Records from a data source

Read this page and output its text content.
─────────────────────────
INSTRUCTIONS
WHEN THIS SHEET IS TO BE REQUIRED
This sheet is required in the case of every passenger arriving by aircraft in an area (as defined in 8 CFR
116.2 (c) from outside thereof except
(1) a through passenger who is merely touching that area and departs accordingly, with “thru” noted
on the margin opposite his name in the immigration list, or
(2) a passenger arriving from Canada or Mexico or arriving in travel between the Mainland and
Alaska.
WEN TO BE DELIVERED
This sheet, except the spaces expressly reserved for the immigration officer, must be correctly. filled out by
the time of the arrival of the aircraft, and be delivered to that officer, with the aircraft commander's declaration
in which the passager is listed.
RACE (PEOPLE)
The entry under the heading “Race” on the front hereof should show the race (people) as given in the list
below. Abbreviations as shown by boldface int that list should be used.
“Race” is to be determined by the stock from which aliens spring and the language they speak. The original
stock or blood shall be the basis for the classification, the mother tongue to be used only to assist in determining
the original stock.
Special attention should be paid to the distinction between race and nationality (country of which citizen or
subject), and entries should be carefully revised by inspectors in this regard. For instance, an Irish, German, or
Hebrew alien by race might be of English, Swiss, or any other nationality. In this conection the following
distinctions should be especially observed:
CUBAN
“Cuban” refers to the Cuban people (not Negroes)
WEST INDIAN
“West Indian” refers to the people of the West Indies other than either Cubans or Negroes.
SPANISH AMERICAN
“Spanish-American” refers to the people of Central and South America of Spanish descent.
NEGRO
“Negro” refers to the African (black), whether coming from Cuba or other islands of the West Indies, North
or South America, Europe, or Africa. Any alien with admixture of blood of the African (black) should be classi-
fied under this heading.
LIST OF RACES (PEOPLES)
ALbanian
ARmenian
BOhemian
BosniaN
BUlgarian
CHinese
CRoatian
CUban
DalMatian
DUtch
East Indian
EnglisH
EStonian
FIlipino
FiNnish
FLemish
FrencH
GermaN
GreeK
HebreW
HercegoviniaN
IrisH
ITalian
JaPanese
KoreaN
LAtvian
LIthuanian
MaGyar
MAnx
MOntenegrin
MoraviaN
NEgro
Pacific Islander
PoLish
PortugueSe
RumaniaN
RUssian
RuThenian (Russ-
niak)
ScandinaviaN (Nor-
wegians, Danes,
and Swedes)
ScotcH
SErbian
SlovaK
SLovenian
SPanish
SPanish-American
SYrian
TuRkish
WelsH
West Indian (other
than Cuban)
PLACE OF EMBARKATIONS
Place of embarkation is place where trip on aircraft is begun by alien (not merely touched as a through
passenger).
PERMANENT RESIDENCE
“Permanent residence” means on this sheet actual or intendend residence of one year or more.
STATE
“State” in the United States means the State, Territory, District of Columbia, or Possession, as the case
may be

» WORK REQUIRED: Write out every entry above, word for word.

» RESPONSE TO THE TASK:
Read this page and output its text content.
─────────────────────────
INSTRUCTIONS
WHEN THIS SHEET IS TO BE REQUIRED
This sheet is required in the case of every passenger arriving by aircraft in an area (as defined in 8 CFR
116.2 (c) from outside thereof except
(1) a through passenger who is merely touching that area and departs accordingly, with “thru” noted
on the margin opposite his name in the immigration list, or
(2) a passenger arriving from Canada or Mexico or arriving in travel between the Mainland and
Alaska.
WEN TO BE DELIVERED
This sheet, except the spaces expressly reserved for the immigration officer, must be correctly. filled out by
the time of the arrival of the aircraft, and be delivered to that officer, with the aircraft commander's declaration
in which the passager is listed.
RACE (PEOPLE)
The entry under the heading “Race” on the front hereof should show the race (people) as given in the list
below. Abbreviations as shown by boldface int that list should be used.
“Race” is to be determined by the stock from which aliens spring and the language they speak. The original
stock or blood shall be the basis for the classification, the mother tongue to be used only to assist in determining
the original stock.
Special attention should be paid to the distinction between race and nationality (country of which citizen or
subject), and entries should be carefully revised by inspectors in this regard. For instance, an Irish, German, or
Hebrew alien by race might be of English, Swiss, or any other nationality. In this conection the following
distinctions should be especially observed:
CUBAN
“Cuban” refers to the Cuban people (not Negroes)
WEST INDIAN
“West Indian” refers to the people of the West Indies other than either Cubans or Negroes.
SPANISH AMERICAN
“Spanish-American” refers to the people of Central and South America of Spanish descent.
NEGRO
“Negro” refers to the African (black), whether coming from Cuba or other islands of the West Indies, North
or South America, Europe, or Africa. Any alien with admixture of blood of the African (black) should be classi-
fied under this heading.
LIST OF RACES (PEOPLES)
ALbanian
ARmenian
BOhemian
BosniaN
BUlgarian
CHinese
CRoatian
CUban
DalMatian
DUtch
East Indian
EnglisH
EStonian
FIlipino
FiNnish
FLemish
FrencH
GermaN
GreeK
HebreW
HercegoviniaN
IrisH
ITalian
JaPanese
KoreaN
LAtvian
LIthuanian
MaGyar
MAnx
MOntenegrin
MoraviaN
NEgro
Pacific Islander
PoLish
PortugueSe
RumaniaN
RUssian
RuThenian (Russ-
niak)
ScandinaviaN (Nor-
wegians, Danes,
and Swedes)
ScotcH
SErbian
SlovaK
SLovenian
SPanish
SPanish-American
SYrian
TuRkish
WelsH
West Indian (other
than Cuban)
PLACE OF EMBARKATIONS
Place of embarkation is place where trip on aircraft is begun by alien (not merely touched as a through
passenger).
PERMANENT RESIDENCE
“Permanent residence” means on this sheet actual or intendend residence of one year or more.
STATE
“State” in the United States means the State, Territory, District of Columbia, or Possession, as the case
may be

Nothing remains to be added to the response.